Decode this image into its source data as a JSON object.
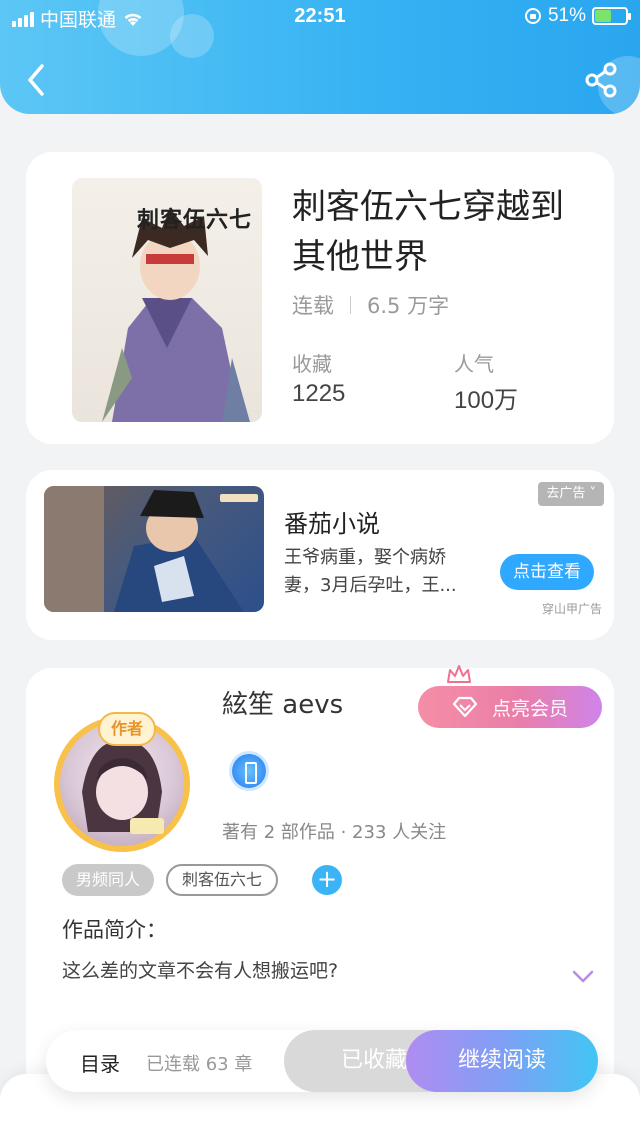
{
  "status_bar": {
    "carrier": "中国联通",
    "time": "22:51",
    "battery_percent": "51%",
    "battery_level": 0.51
  },
  "header": {
    "back_icon": "chevron-left-icon",
    "share_icon": "share-icon",
    "gradient": [
      "#5cc7f5",
      "#2aa6ef"
    ]
  },
  "book": {
    "cover_title": "刺客伍六七",
    "title": "刺客伍六七穿越到其他世界",
    "status": "连载",
    "word_count": "6.5 万字",
    "stats": [
      {
        "label": "收藏",
        "value": "1225"
      },
      {
        "label": "人气",
        "value": "100万"
      }
    ]
  },
  "ad": {
    "remove_label": "去广告 ˅",
    "app_name": "番茄小说",
    "description": "王爷病重，娶个病娇妻，3月后孕吐，王...",
    "cta": "点击查看",
    "source": "穿山甲广告",
    "cta_color": "#2fa8ff"
  },
  "author": {
    "badge": "作者",
    "name": "絃笙 aevs",
    "vip_label": "点亮会员",
    "works_info": "著有 2 部作品 · 233 人关注",
    "tags": [
      "男频同人",
      "刺客伍六七"
    ],
    "intro_label": "作品简介：",
    "intro": "这么差的文章不会有人想搬运吧?"
  },
  "bottom_bar": {
    "toc_label": "目录",
    "chapters": "已连载 63 章",
    "collected_label": "已收藏",
    "read_label": "继续阅读"
  }
}
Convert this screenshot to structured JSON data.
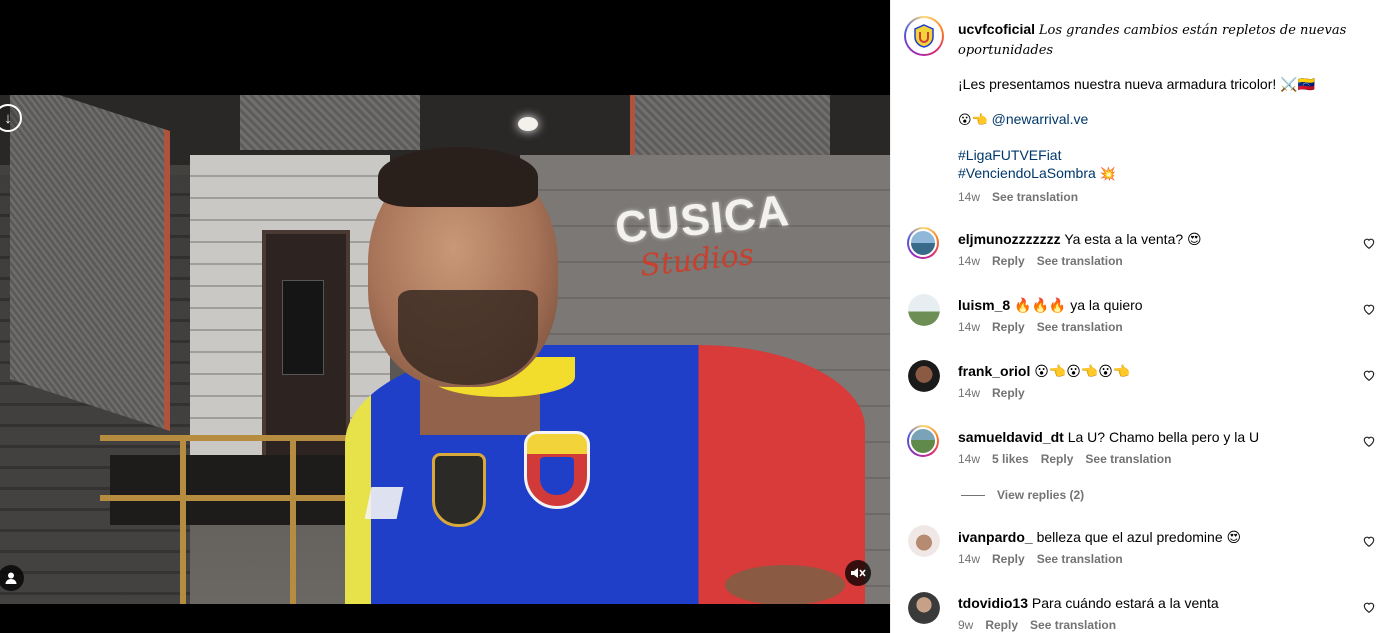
{
  "post": {
    "author": "ucvfcoficial",
    "caption_line1": "Los grandes cambios están repletos de nuevas",
    "caption_line2": "oportunidades",
    "body": "¡Les presentamos nuestra nueva armadura tricolor! ⚔️🇻🇪",
    "mention_prefix": "😮👈",
    "mention": "@newarrival.ve",
    "hashtag1": "#LigaFUTVEFiat",
    "hashtag2": "#VenciendoLaSombra",
    "hashtag2_emoji": "💥",
    "age": "14w",
    "see_translation": "See translation"
  },
  "video": {
    "brand_text": "CUSICA",
    "brand_script": "Studios"
  },
  "comments": [
    {
      "user": "eljmunozzzzzzz",
      "text": "Ya esta a la venta? 😍",
      "age": "14w",
      "reply": "Reply",
      "translate": "See translation"
    },
    {
      "user": "luism_8",
      "text": "🔥🔥🔥 ya la quiero",
      "age": "14w",
      "reply": "Reply",
      "translate": "See translation"
    },
    {
      "user": "frank_oriol",
      "text": "😮👈😮👈😮👈",
      "age": "14w",
      "reply": "Reply"
    },
    {
      "user": "samueldavid_dt",
      "text": "La U? Chamo bella pero y la U",
      "age": "14w",
      "likes": "5 likes",
      "reply": "Reply",
      "translate": "See translation",
      "view_replies": "View replies (2)"
    },
    {
      "user": "ivanpardo_",
      "text": "belleza que el azul predomine 😍",
      "age": "14w",
      "reply": "Reply",
      "translate": "See translation"
    },
    {
      "user": "tdovidio13",
      "text": "Para cuándo estará a la venta",
      "age": "9w",
      "reply": "Reply",
      "translate": "See translation"
    }
  ],
  "colors": {
    "accent_blue": "#00376b",
    "meta_gray": "#737373"
  }
}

◇ ◇ ◇

▶ [Work instructions] What comes back should match the records exactly, minus any pictures.

▶ [Solution to this task]
Decode this image into its source data as a JSON object.
{
  "status_bar": {
    "carrier": "中国联通",
    "time": "22:51",
    "battery_percent": "51%",
    "battery_level": 0.51
  },
  "header": {
    "back_icon": "chevron-left-icon",
    "share_icon": "share-icon",
    "gradient": [
      "#5cc7f5",
      "#2aa6ef"
    ]
  },
  "book": {
    "cover_title": "刺客伍六七",
    "title": "刺客伍六七穿越到其他世界",
    "status": "连载",
    "word_count": "6.5 万字",
    "stats": [
      {
        "label": "收藏",
        "value": "1225"
      },
      {
        "label": "人气",
        "value": "100万"
      }
    ]
  },
  "ad": {
    "remove_label": "去广告 ˅",
    "app_name": "番茄小说",
    "description": "王爷病重，娶个病娇妻，3月后孕吐，王...",
    "cta": "点击查看",
    "source": "穿山甲广告",
    "cta_color": "#2fa8ff"
  },
  "author": {
    "badge": "作者",
    "name": "絃笙 aevs",
    "vip_label": "点亮会员",
    "works_info": "著有 2 部作品 · 233 人关注",
    "tags": [
      "男频同人",
      "刺客伍六七"
    ],
    "intro_label": "作品简介：",
    "intro": "这么差的文章不会有人想搬运吧?"
  },
  "bottom_bar": {
    "toc_label": "目录",
    "chapters": "已连载 63 章",
    "collected_label": "已收藏",
    "read_label": "继续阅读"
  }
}
Convert this screenshot to structured JSON data.
{
  "post": {
    "author": "ucvfcoficial",
    "caption_line1": "Los grandes cambios están repletos de nuevas",
    "caption_line2": "oportunidades",
    "body": "¡Les presentamos nuestra nueva armadura tricolor! ⚔️🇻🇪",
    "mention_prefix": "😮👈",
    "mention": "@newarrival.ve",
    "hashtag1": "#LigaFUTVEFiat",
    "hashtag2": "#VenciendoLaSombra",
    "hashtag2_emoji": "💥",
    "age": "14w",
    "see_translation": "See translation"
  },
  "video": {
    "brand_text": "CUSICA",
    "brand_script": "Studios"
  },
  "comments": [
    {
      "user": "eljmunozzzzzzz",
      "text": "Ya esta a la venta? 😍",
      "age": "14w",
      "reply": "Reply",
      "translate": "See translation"
    },
    {
      "user": "luism_8",
      "text": "🔥🔥🔥 ya la quiero",
      "age": "14w",
      "reply": "Reply",
      "translate": "See translation"
    },
    {
      "user": "frank_oriol",
      "text": "😮👈😮👈😮👈",
      "age": "14w",
      "reply": "Reply"
    },
    {
      "user": "samueldavid_dt",
      "text": "La U? Chamo bella pero y la U",
      "age": "14w",
      "likes": "5 likes",
      "reply": "Reply",
      "translate": "See translation",
      "view_replies": "View replies (2)"
    },
    {
      "user": "ivanpardo_",
      "text": "belleza que el azul predomine 😍",
      "age": "14w",
      "reply": "Reply",
      "translate": "See translation"
    },
    {
      "user": "tdovidio13",
      "text": "Para cuándo estará a la venta",
      "age": "9w",
      "reply": "Reply",
      "translate": "See translation"
    }
  ],
  "colors": {
    "accent_blue": "#00376b",
    "meta_gray": "#737373"
  }
}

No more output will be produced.